▶ **TÂCHE COURTE A**
Recopiez mot pour mot le passage du texte sur la grève des urgences compris entre "Le collectif inter-urgences" et "pour le collectif.", bornes incluses.

© D. R.
Cinq services d’urgences parisiens sont en grève illimitée depuis lundi 15 avril, quatre autres ont déposé des préavis. Un « collectif inter-urgences », indépendant des syndicats, est en train de se structurer.
Un mouvement de grève né sur le terrain, animé par un « collectif inter-urgences » de paramédicaux de terrain, qui est en train de tisser des liens dans tous les services d’urgence de l’AP-HP, et au-delà. Olivier Youinou, le secrétaire générale de Sud santé à l’AP-HP, essaie de trouver des éléments de comparaison : « Il n’y en a pas beaucoup, peut-être 1988. » Il fait ainsi référence aux dernières grandes grèves infirmières, qui furent un tournant dans la valorisation du métier. L’ampleur du mouvement de grève naissant à Paris n’est pas comparable. Cinq services d’urgence sont pour l’instant en grève illimitée : Saint-Antoine, La Pitié Salpêtrière, Saint-Louis, Tenon, Lariboisière. Quatre autres ont déposé des préavis et devrait entrer dans le mouvement dimanche : Robert-Debré, l’Hôpital européen Georges-Pompidou, Cochin, le Kremlin-Bicêtre. Et des contacts sont pris avec d’autres services d’urgence en France.
Le collectif inter-urgences qui s’est constitué, composé uniquement d’infirmières et d’aides-soignantes, s’est mis d’accord sur deux revendications communes : une reconnaissance de la pénibilité du travail, à travers une prime de 300 euros mensuels, suffisante pour redonner de l’attractivité aux métiers ; et des recrutements à la hauteur des référentiels d’effectifs du syndicat Samu Urgences de France. Lors de la première réunion de négociation au siège, lundi, le directeur des ressources humaines de l’AP-HP a admis que, suivant ce référentiel, il manquait 700 postes dans les 25 services d’urgence de l’institution. Il en a proposé 61, ainsi qu’une seule prime de 250 euros pour les paramédicaux. C’est insuffisant pour le collectif.

▶ **DONNÉES ENREGISTRÉES**
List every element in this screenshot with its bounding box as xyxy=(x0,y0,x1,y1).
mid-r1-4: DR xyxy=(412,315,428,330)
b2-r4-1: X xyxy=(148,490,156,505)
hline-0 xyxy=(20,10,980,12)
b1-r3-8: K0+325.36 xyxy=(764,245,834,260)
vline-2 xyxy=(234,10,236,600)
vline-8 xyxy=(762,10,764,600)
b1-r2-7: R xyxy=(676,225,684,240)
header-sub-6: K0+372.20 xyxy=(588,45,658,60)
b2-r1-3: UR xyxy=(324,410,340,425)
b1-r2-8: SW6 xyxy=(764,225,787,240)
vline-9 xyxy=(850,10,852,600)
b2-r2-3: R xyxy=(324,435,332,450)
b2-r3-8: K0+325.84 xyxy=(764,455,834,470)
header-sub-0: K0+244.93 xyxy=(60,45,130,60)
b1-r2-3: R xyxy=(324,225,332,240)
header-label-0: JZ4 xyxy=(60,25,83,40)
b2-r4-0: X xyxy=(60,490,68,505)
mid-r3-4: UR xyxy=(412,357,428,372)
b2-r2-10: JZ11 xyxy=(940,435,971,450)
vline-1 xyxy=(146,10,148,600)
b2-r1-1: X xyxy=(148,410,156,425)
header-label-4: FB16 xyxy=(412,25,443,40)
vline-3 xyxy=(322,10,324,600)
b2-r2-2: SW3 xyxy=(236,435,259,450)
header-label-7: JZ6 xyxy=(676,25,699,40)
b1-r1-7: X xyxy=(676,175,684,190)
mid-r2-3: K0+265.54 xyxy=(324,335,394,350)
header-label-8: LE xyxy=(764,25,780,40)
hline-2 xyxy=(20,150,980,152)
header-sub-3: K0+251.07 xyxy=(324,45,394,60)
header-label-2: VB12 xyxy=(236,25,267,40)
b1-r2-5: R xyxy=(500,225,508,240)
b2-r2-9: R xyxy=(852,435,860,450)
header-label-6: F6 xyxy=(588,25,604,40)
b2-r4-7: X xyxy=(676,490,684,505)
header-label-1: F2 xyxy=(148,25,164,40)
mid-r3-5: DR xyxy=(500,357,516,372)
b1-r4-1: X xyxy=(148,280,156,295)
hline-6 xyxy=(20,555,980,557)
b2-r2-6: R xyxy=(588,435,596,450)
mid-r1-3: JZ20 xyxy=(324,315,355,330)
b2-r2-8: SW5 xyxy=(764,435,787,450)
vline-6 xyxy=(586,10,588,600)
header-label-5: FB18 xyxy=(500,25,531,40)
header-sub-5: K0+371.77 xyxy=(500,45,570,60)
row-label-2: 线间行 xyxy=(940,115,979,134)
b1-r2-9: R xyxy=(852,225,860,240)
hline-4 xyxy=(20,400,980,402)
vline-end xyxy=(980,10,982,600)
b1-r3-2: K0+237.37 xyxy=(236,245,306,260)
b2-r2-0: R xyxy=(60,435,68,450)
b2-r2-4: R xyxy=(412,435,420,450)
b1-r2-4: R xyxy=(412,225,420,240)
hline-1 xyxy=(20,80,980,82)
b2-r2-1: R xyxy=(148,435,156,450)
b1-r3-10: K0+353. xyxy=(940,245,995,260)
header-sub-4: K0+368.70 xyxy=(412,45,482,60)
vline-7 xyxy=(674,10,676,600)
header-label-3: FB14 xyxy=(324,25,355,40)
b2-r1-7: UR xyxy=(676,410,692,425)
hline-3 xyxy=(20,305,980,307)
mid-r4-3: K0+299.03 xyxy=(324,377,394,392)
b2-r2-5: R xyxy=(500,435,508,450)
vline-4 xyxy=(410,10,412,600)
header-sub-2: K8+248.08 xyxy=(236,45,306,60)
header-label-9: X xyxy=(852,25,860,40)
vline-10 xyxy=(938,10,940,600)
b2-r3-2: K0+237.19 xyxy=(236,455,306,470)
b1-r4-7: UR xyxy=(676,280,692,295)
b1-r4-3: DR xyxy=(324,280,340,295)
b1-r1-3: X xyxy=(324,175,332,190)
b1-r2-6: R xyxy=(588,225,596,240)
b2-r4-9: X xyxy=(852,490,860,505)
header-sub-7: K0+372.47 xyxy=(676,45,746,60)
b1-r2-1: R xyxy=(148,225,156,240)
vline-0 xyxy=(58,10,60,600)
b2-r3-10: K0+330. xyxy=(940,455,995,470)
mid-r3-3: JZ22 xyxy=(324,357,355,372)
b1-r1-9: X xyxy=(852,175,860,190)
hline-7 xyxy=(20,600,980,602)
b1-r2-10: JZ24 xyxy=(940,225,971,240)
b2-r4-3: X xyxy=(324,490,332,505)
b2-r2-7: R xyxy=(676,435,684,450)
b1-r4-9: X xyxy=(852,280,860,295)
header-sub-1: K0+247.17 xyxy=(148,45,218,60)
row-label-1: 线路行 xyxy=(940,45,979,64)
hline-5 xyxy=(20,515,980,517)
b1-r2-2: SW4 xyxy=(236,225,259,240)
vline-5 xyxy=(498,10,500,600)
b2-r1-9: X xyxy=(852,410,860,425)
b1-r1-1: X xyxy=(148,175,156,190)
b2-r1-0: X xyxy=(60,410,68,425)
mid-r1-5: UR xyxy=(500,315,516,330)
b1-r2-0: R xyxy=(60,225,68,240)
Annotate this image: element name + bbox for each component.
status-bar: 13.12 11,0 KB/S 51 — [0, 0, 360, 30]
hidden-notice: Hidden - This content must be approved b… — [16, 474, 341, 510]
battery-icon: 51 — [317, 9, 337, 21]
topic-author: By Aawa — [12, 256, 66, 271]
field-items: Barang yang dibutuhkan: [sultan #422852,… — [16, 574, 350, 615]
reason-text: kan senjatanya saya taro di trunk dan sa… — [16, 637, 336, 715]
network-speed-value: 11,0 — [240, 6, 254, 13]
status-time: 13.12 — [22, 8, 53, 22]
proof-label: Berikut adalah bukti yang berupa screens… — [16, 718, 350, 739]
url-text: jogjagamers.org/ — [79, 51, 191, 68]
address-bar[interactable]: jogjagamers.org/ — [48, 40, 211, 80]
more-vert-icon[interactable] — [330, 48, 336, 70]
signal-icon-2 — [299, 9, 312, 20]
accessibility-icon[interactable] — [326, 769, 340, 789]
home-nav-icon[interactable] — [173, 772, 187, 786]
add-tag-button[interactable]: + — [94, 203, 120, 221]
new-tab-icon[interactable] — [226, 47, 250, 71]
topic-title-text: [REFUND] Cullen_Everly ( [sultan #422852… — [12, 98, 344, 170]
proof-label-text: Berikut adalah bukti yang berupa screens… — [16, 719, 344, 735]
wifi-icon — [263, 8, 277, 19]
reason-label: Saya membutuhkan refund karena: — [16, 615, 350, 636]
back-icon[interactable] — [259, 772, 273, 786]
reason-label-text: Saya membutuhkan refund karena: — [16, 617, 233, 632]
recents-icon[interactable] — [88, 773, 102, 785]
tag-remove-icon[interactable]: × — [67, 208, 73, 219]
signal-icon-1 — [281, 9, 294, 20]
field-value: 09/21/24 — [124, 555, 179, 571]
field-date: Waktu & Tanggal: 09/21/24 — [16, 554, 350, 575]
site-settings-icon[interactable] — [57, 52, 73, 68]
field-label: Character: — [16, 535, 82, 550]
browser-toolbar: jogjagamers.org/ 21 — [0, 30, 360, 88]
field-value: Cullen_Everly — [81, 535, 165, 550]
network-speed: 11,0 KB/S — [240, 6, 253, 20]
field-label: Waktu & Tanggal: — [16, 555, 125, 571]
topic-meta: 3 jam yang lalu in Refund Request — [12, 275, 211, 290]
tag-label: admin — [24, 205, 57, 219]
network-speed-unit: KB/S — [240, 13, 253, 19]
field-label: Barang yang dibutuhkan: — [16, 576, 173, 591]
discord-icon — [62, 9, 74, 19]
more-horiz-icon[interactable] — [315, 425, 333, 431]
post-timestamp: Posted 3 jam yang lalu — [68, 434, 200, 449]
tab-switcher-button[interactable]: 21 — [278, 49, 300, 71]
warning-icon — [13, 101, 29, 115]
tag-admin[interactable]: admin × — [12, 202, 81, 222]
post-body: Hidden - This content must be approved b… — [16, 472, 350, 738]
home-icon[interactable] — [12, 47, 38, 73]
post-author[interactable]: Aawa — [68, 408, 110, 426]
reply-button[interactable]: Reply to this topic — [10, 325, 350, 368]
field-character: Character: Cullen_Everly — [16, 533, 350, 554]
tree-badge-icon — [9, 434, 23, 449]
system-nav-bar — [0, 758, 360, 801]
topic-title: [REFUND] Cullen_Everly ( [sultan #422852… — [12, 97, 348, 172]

▶ **TÂCHE COURTE B**
Réécrivez sous forme de liste numérotée les lignes du listing, de la première jusqu'à celle qui contient "b2-r1-1: X xyxy=(148,410,156,425)", incluses, en omettant les lignes vides.

▶ **RÉSULTAT A**
Le collectif inter-urgences qui s’est constitué, composé uniquement d’infirmières et d’aides-soignantes, s’est mis d’accord sur deux revendications communes : une reconnaissance de la pénibilité du travail, à travers une prime de 300 euros mensuels, suffisante pour redonner de l’attractivité aux métiers ; et des recrutements à la hauteur des référentiels d’effectifs du syndicat Samu Urgences de France. Lors de la première réunion de négociation au siège, lundi, le directeur des ressources humaines de l’AP-HP a admis que, suivant ce référentiel, il manquait 700 postes dans les 25 services d’urgence de l’institution. Il en a proposé 61, ainsi qu’une seule prime de 250 euros pour les paramédicaux. C’est insuffisant pour le collectif.

▶ **RÉSULTAT B**
1. List every element in this screenshot with its bounding box as xyxy=(x0,y0,x1,y1).
2. mid-r1-4: DR xyxy=(412,315,428,330)
3. b2-r4-1: X xyxy=(148,490,156,505)
4. hline-0 xyxy=(20,10,980,12)
5. b1-r3-8: K0+325.36 xyxy=(764,245,834,260)
6. vline-2 xyxy=(234,10,236,600)
7. vline-8 xyxy=(762,10,764,600)
8. b1-r2-7: R xyxy=(676,225,684,240)
9. header-sub-6: K0+372.20 xyxy=(588,45,658,60)
10. b2-r1-3: UR xyxy=(324,410,340,425)
11. b1-r2-8: SW6 xyxy=(764,225,787,240)
12. vline-9 xyxy=(850,10,852,600)
13. b2-r2-3: R xyxy=(324,435,332,450)
14. b2-r3-8: K0+325.84 xyxy=(764,455,834,470)
15. header-sub-0: K0+244.93 xyxy=(60,45,130,60)
16. b1-r2-3: R xyxy=(324,225,332,240)
17. header-label-0: JZ4 xyxy=(60,25,83,40)
18. b2-r4-0: X xyxy=(60,490,68,505)
19. mid-r3-4: UR xyxy=(412,357,428,372)
20. b2-r2-10: JZ11 xyxy=(940,435,971,450)
21. vline-1 xyxy=(146,10,148,600)
22. b2-r1-1: X xyxy=(148,410,156,425)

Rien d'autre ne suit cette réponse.